> [Provided records]:
══════

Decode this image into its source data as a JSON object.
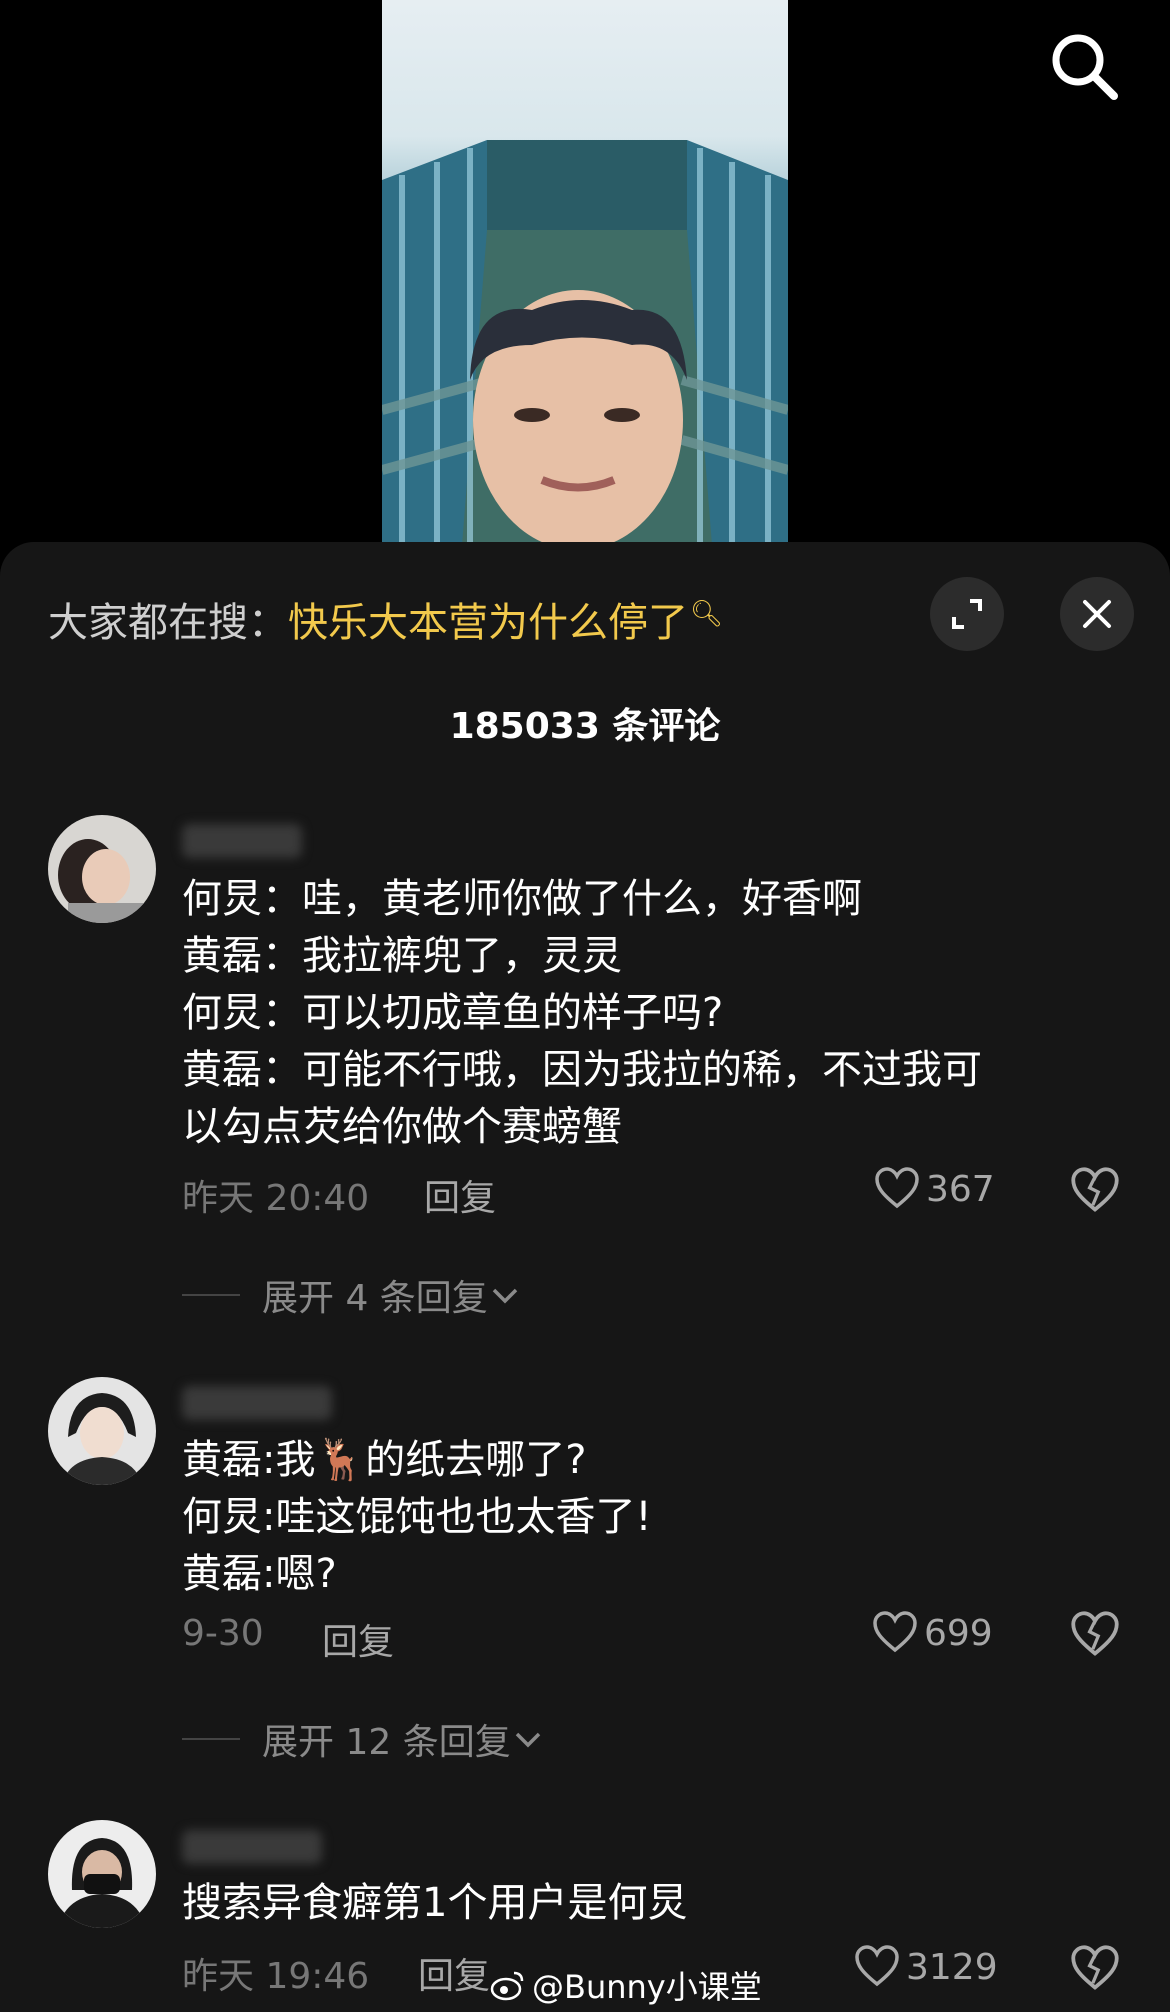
{
  "top": {
    "search_icon": "search-icon"
  },
  "header": {
    "hot_label": "大家都在搜：",
    "hot_query": "快乐大本营为什么停了",
    "expand_icon": "expand-icon",
    "close_icon": "close-icon"
  },
  "comment_count": "185033 条评论",
  "comments": [
    {
      "lines": [
        "何炅：哇，黄老师你做了什么，好香啊",
        "黄磊：我拉裤兜了，灵灵",
        "何炅：可以切成章鱼的样子吗?",
        "黄磊：可能不行哦，因为我拉的稀，不过我可",
        "以勾点芡给你做个赛螃蟹"
      ],
      "time": "昨天 20:40",
      "reply_label": "回复",
      "likes": "367",
      "expand_label": "展开 4 条回复"
    },
    {
      "lines": [
        "黄磊:我🦌的纸去哪了?",
        "何炅:哇这馄饨也也太香了!",
        "黄磊:嗯?"
      ],
      "time": "9-30",
      "reply_label": "回复",
      "likes": "699",
      "expand_label": "展开 12 条回复"
    },
    {
      "lines": [
        "搜索异食癖第1个用户是何炅"
      ],
      "time": "昨天 19:46",
      "reply_label": "回复",
      "likes": "3129"
    }
  ],
  "watermark": "@Bunny小课堂",
  "colors": {
    "accent": "#f2c94c",
    "sheet_bg": "#161616",
    "muted": "#777777"
  }
}
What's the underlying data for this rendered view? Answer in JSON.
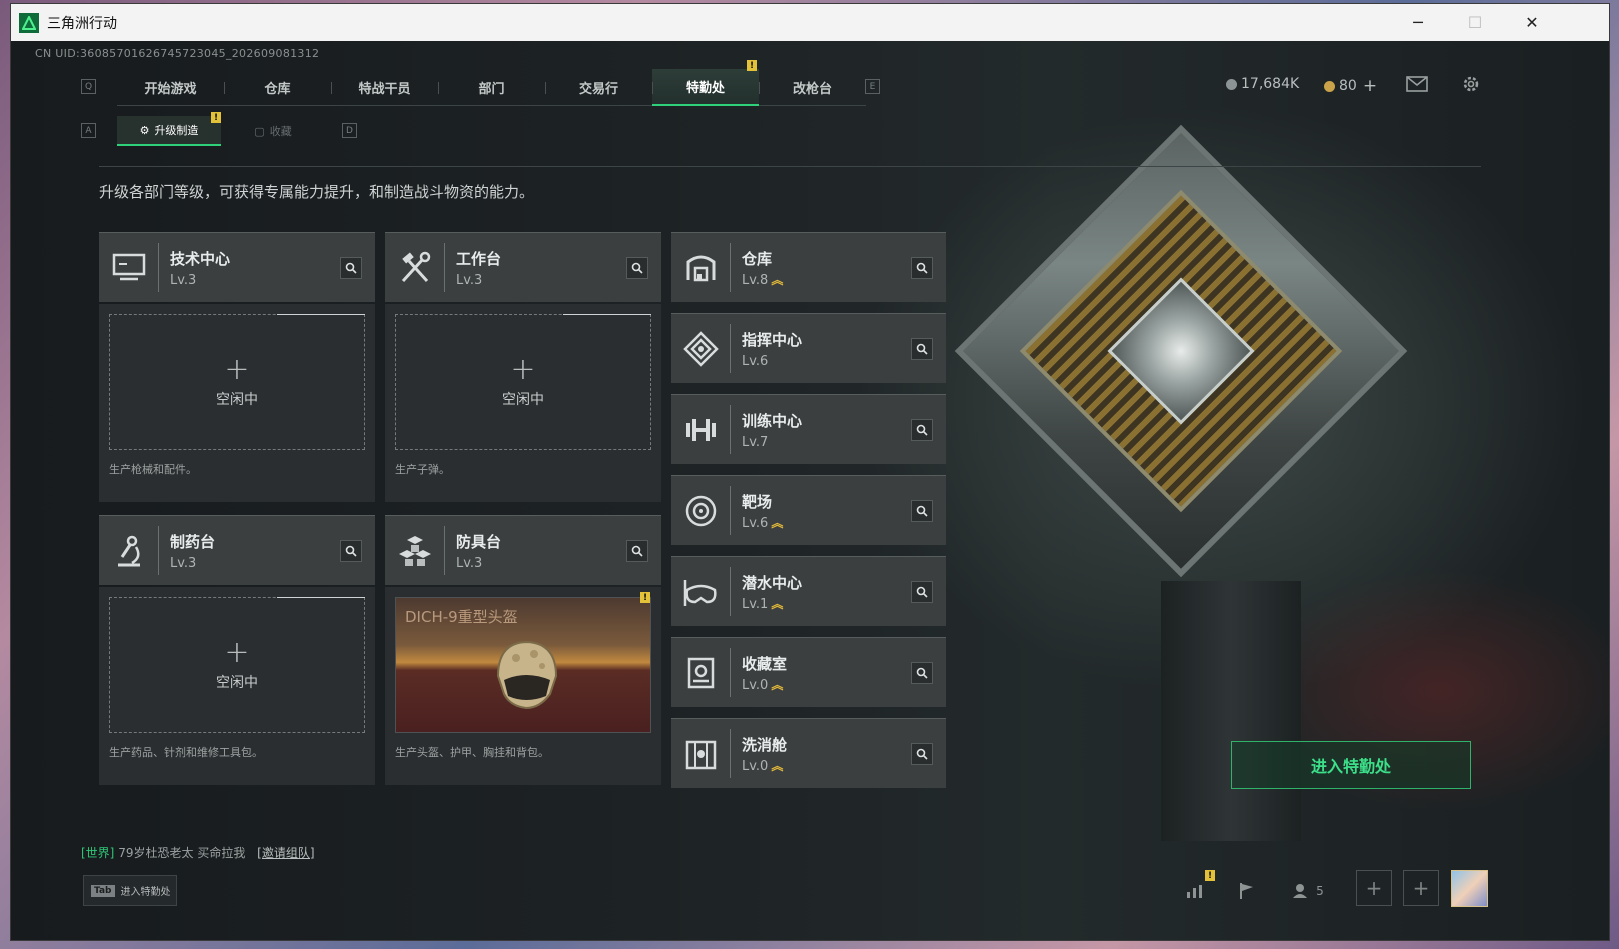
{
  "window": {
    "title": "三角洲行动",
    "minimize": "─",
    "maximize": "☐",
    "close": "✕"
  },
  "uid": "CN UID:360857016267457230​45_202609081312",
  "keyhints": {
    "q": "Q",
    "e": "E",
    "a": "A",
    "d": "D"
  },
  "topnav": {
    "tabs": [
      {
        "label": "开始游戏"
      },
      {
        "label": "仓库"
      },
      {
        "label": "特战干员"
      },
      {
        "label": "部门"
      },
      {
        "label": "交易行"
      },
      {
        "label": "特勤处"
      },
      {
        "label": "改枪台"
      }
    ],
    "active": "特勤处",
    "badge": "!"
  },
  "currency": {
    "primary": "17,684K",
    "secondary": "80",
    "add": "+"
  },
  "subnav": {
    "tabs": [
      {
        "label": "升级制造"
      },
      {
        "label": "收藏"
      }
    ],
    "badge": "!"
  },
  "description": "升级各部门等级，可获得专属能力提升，和制造战斗物资的能力。",
  "stations": [
    {
      "name": "技术中心",
      "level": "Lv.3",
      "icon": "monitor-icon",
      "slot_status": "空闲中",
      "slot_desc": "生产枪械和配件。"
    },
    {
      "name": "工作台",
      "level": "Lv.3",
      "icon": "tools-icon",
      "slot_status": "空闲中",
      "slot_desc": "生产子弹。"
    },
    {
      "name": "制药台",
      "level": "Lv.3",
      "icon": "microscope-icon",
      "slot_status": "空闲中",
      "slot_desc": "生产药品、针剂和维修工具包。"
    },
    {
      "name": "防具台",
      "level": "Lv.3",
      "icon": "armor-blocks-icon",
      "slot_item": "DICH-9重型头盔",
      "slot_desc": "生产头盔、护甲、胸挂和背包。"
    }
  ],
  "departments": [
    {
      "name": "仓库",
      "level": "Lv.8",
      "upgradable": true,
      "icon": "warehouse-icon"
    },
    {
      "name": "指挥中心",
      "level": "Lv.6",
      "upgradable": false,
      "icon": "command-icon"
    },
    {
      "name": "训练中心",
      "level": "Lv.7",
      "upgradable": false,
      "icon": "dumbbell-icon"
    },
    {
      "name": "靶场",
      "level": "Lv.6",
      "upgradable": true,
      "icon": "target-icon"
    },
    {
      "name": "潜水中心",
      "level": "Lv.1",
      "upgradable": true,
      "icon": "diving-mask-icon"
    },
    {
      "name": "收藏室",
      "level": "Lv.0",
      "upgradable": true,
      "icon": "collection-icon"
    },
    {
      "name": "洗消舱",
      "level": "Lv.0",
      "upgradable": true,
      "icon": "decon-icon"
    }
  ],
  "upgrade_arrow": "︽",
  "enter_button": "进入特勤处",
  "chat": {
    "channel": "[世界]",
    "user": "79岁杜恐老太",
    "message": "买命拉我",
    "action": "[邀请组队]"
  },
  "tab_hint": {
    "key": "Tab",
    "label": "进入特勤处"
  },
  "bottom_bar": {
    "friends_count": "5",
    "add": "+"
  },
  "colors": {
    "accent": "#2fd07a",
    "badge": "#e3c23a",
    "upgrade": "#e3b93a"
  }
}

══════

> [Task statement]: Gather, from the listing above, every line carrying the word "JSON".

> [Problem solution]:
Decode this image into its source data as a JSON object.
What's the underlying data for this rendered view? Answer in JSON.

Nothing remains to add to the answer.